Task input:

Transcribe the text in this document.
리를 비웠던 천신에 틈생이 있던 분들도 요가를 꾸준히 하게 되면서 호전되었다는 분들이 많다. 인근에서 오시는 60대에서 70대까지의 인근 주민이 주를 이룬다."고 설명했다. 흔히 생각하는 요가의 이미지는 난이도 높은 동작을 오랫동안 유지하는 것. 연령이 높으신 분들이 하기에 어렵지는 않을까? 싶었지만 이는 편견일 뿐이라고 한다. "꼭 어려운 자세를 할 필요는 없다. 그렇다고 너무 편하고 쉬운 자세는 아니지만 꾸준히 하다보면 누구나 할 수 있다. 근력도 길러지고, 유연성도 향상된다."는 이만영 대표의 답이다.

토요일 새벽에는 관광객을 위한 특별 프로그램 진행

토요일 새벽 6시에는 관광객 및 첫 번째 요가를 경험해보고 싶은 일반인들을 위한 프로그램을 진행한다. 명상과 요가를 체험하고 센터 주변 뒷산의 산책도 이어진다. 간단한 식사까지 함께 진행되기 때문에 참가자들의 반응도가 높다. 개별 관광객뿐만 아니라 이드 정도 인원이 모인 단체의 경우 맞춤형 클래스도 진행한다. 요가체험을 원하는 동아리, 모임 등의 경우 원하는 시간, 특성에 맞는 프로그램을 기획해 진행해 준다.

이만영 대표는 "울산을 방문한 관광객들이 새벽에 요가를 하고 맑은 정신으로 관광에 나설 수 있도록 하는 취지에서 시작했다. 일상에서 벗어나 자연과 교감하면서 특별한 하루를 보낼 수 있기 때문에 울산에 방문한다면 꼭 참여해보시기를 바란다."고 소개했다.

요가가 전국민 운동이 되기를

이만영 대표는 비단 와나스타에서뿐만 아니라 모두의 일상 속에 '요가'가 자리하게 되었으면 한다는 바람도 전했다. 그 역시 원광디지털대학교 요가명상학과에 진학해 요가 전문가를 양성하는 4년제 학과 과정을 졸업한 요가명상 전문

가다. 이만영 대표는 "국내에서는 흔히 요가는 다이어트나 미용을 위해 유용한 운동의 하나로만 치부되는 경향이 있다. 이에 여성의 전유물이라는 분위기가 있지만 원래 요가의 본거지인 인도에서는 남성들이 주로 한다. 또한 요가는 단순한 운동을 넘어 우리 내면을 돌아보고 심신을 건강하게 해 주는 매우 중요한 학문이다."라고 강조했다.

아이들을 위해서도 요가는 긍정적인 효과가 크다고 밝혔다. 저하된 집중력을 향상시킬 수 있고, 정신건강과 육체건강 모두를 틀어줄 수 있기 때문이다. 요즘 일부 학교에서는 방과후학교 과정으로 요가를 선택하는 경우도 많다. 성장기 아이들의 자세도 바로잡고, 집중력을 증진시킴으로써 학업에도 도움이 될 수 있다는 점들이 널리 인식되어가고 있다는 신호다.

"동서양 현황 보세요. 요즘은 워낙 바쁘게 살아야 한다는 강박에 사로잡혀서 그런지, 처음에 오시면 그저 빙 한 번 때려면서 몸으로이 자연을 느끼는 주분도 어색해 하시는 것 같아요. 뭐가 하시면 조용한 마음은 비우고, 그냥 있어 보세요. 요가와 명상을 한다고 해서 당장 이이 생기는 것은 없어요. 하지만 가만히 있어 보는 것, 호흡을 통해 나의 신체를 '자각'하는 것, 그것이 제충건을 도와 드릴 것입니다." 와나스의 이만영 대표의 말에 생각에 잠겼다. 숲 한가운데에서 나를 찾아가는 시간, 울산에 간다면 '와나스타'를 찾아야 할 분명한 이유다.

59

Task statement: Write out all of the records above exactly as they appear.

Exercise output:
Transcribe the text in this document.
리를 비웠던 천신에 틈생이 있던 분들도 요가를 꾸준히 하게 되면서 호전되었다는 분들이 많다. 인근에서 오시는 60대에서 70대까지의 인근 주민이 주를 이룬다."고 설명했다. 흔히 생각하는 요가의 이미지는 난이도 높은 동작을 오랫동안 유지하는 것. 연령이 높으신 분들이 하기에 어렵지는 않을까? 싶었지만 이는 편견일 뿐이라고 한다. "꼭 어려운 자세를 할 필요는 없다. 그렇다고 너무 편하고 쉬운 자세는 아니지만 꾸준히 하다보면 누구나 할 수 있다. 근력도 길러지고, 유연성도 향상된다."는 이만영 대표의 답이다.

토요일 새벽에는 관광객을 위한 특별 프로그램 진행

토요일 새벽 6시에는 관광객 및 첫 번째 요가를 경험해보고 싶은 일반인들을 위한 프로그램을 진행한다. 명상과 요가를 체험하고 센터 주변 뒷산의 산책도 이어진다. 간단한 식사까지 함께 진행되기 때문에 참가자들의 반응도가 높다. 개별 관광객뿐만 아니라 이드 정도 인원이 모인 단체의 경우 맞춤형 클래스도 진행한다. 요가체험을 원하는 동아리, 모임 등의 경우 원하는 시간, 특성에 맞는 프로그램을 기획해 진행해 준다.

이만영 대표는 "울산을 방문한 관광객들이 새벽에 요가를 하고 맑은 정신으로 관광에 나설 수 있도록 하는 취지에서 시작했다. 일상에서 벗어나 자연과 교감하면서 특별한 하루를 보낼 수 있기 때문에 울산에 방문한다면 꼭 참여해보시기를 바란다."고 소개했다.

요가가 전국민 운동이 되기를

이만영 대표는 비단 와나스타에서뿐만 아니라 모두의 일상 속에 '요가'가 자리하게 되었으면 한다는 바람도 전했다. 그 역시 원광디지털대학교 요가명상학과에 진학해 요가 전문가를 양성하는 4년제 학과 과정을 졸업한 요가명상 전문

가다. 이만영 대표는 "국내에서는 흔히 요가는 다이어트나 미용을 위해 유용한 운동의 하나로만 치부되는 경향이 있다. 이에 여성의 전유물이라는 분위기가 있지만 원래 요가의 본거지인 인도에서는 남성들이 주로 한다. 또한 요가는 단순한 운동을 넘어 우리 내면을 돌아보고 심신을 건강하게 해 주는 매우 중요한 학문이다."라고 강조했다.

아이들을 위해서도 요가는 긍정적인 효과가 크다고 밝혔다. 저하된 집중력을 향상시킬 수 있고, 정신건강과 육체건강 모두를 틀어줄 수 있기 때문이다. 요즘 일부 학교에서는 방과후학교 과정으로 요가를 선택하는 경우도 많다. 성장기 아이들의 자세도 바로잡고, 집중력을 증진시킴으로써 학업에도 도움이 될 수 있다는 점들이 널리 인식되어가고 있다는 신호다.

"동서양 현황 보세요. 요즘은 워낙 바쁘게 살아야 한다는 강박에 사로잡혀서 그런지, 처음에 오시면 그저 빙 한 번 때려면서 몸으로이 자연을 느끼는 주분도 어색해 하시는 것 같아요. 뭐가 하시면 조용한 마음은 비우고, 그냥 있어 보세요. 요가와 명상을 한다고 해서 당장 이이 생기는 것은 없어요. 하지만 가만히 있어 보는 것, 호흡을 통해 나의 신체를 '자각'하는 것, 그것이 제충건을 도와 드릴 것입니다." 와나스의 이만영 대표의 말에 생각에 잠겼다. 숲 한가운데에서 나를 찾아가는 시간, 울산에 간다면 '와나스타'를 찾아야 할 분명한 이유다.

59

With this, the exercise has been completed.